» What is expected: Pick out all lines with the word "górę" from the records that follow.

» Records supplied:
○ ○ ○ ○

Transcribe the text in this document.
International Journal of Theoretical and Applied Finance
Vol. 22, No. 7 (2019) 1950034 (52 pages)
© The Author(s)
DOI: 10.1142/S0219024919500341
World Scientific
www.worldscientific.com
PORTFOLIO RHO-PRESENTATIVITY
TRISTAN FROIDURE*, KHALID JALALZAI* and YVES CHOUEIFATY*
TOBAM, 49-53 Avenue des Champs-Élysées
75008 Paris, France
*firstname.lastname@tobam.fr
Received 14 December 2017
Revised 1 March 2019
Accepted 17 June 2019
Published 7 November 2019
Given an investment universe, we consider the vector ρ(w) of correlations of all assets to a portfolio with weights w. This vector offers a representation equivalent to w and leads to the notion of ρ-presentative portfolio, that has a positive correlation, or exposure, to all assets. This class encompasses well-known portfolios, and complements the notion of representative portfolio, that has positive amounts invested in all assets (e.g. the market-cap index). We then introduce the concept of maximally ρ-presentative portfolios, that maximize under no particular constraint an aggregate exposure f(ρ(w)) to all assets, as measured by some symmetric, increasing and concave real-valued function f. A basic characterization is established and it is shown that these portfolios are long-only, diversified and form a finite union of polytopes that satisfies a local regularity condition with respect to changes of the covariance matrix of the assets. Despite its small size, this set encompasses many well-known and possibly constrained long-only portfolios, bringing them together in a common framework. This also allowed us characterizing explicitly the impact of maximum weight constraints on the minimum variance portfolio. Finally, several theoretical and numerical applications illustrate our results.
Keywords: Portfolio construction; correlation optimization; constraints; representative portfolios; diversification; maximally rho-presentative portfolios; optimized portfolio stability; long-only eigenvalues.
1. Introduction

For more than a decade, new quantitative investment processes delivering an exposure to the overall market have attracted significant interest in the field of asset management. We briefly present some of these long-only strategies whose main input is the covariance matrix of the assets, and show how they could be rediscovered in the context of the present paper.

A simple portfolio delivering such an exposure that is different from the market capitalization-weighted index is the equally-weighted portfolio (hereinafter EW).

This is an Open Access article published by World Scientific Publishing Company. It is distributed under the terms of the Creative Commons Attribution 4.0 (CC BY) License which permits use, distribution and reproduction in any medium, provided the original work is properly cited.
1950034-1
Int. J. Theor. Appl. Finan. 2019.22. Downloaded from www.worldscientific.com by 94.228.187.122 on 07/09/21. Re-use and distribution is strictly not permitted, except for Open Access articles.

○ ○ ○ ○

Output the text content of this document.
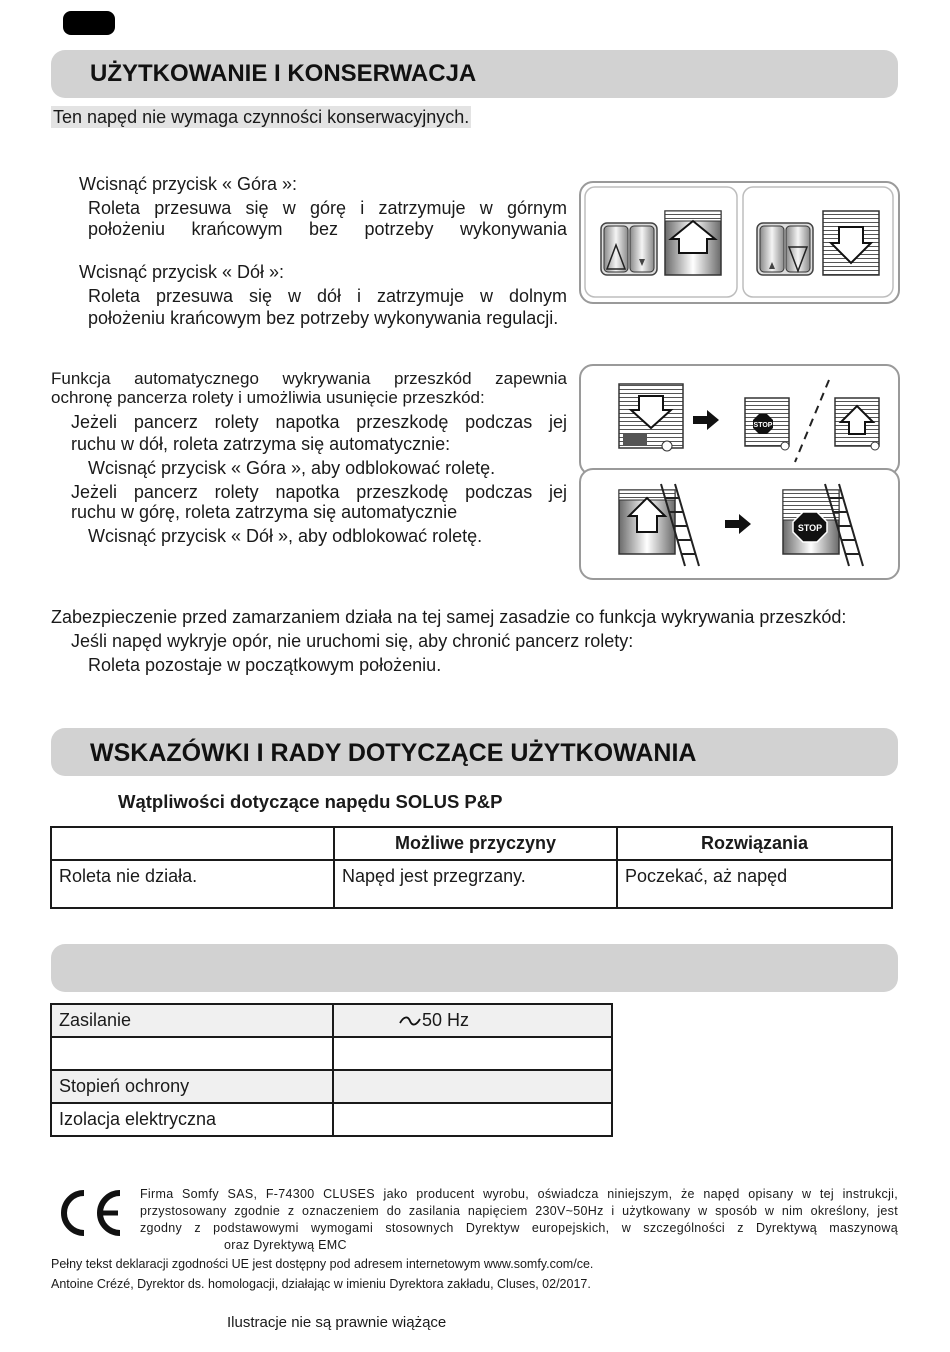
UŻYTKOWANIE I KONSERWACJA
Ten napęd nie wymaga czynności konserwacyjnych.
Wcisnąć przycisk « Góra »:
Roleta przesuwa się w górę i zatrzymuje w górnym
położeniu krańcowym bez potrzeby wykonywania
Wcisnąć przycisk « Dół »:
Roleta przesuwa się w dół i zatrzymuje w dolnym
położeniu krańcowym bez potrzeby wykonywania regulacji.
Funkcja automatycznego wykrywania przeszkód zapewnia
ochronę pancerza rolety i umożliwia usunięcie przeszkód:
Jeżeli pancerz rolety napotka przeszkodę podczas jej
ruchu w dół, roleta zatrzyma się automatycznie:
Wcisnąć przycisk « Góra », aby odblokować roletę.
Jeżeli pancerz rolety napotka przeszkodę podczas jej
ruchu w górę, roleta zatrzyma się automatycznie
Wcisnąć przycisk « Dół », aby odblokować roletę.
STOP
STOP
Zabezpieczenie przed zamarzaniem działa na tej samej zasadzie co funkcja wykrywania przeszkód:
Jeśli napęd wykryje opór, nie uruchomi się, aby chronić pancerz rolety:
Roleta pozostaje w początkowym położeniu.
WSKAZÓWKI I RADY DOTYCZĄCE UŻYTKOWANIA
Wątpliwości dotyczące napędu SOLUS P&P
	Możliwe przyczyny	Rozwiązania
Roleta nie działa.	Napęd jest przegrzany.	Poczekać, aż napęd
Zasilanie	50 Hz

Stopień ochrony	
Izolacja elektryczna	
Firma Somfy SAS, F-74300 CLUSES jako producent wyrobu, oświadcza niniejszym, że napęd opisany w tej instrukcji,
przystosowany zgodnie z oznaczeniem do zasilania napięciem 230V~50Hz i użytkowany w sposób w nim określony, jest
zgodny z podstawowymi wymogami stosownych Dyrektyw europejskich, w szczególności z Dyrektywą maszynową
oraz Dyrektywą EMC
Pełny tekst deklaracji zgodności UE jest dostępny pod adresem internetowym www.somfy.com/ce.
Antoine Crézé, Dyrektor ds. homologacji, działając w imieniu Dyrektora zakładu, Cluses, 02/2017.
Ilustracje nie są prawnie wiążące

○ ○ ○ ○

» Answer for this exercise:
Roleta przesuwa się w górę i zatrzymuje w górnym
ruchu w górę, roleta zatrzyma się automatycznie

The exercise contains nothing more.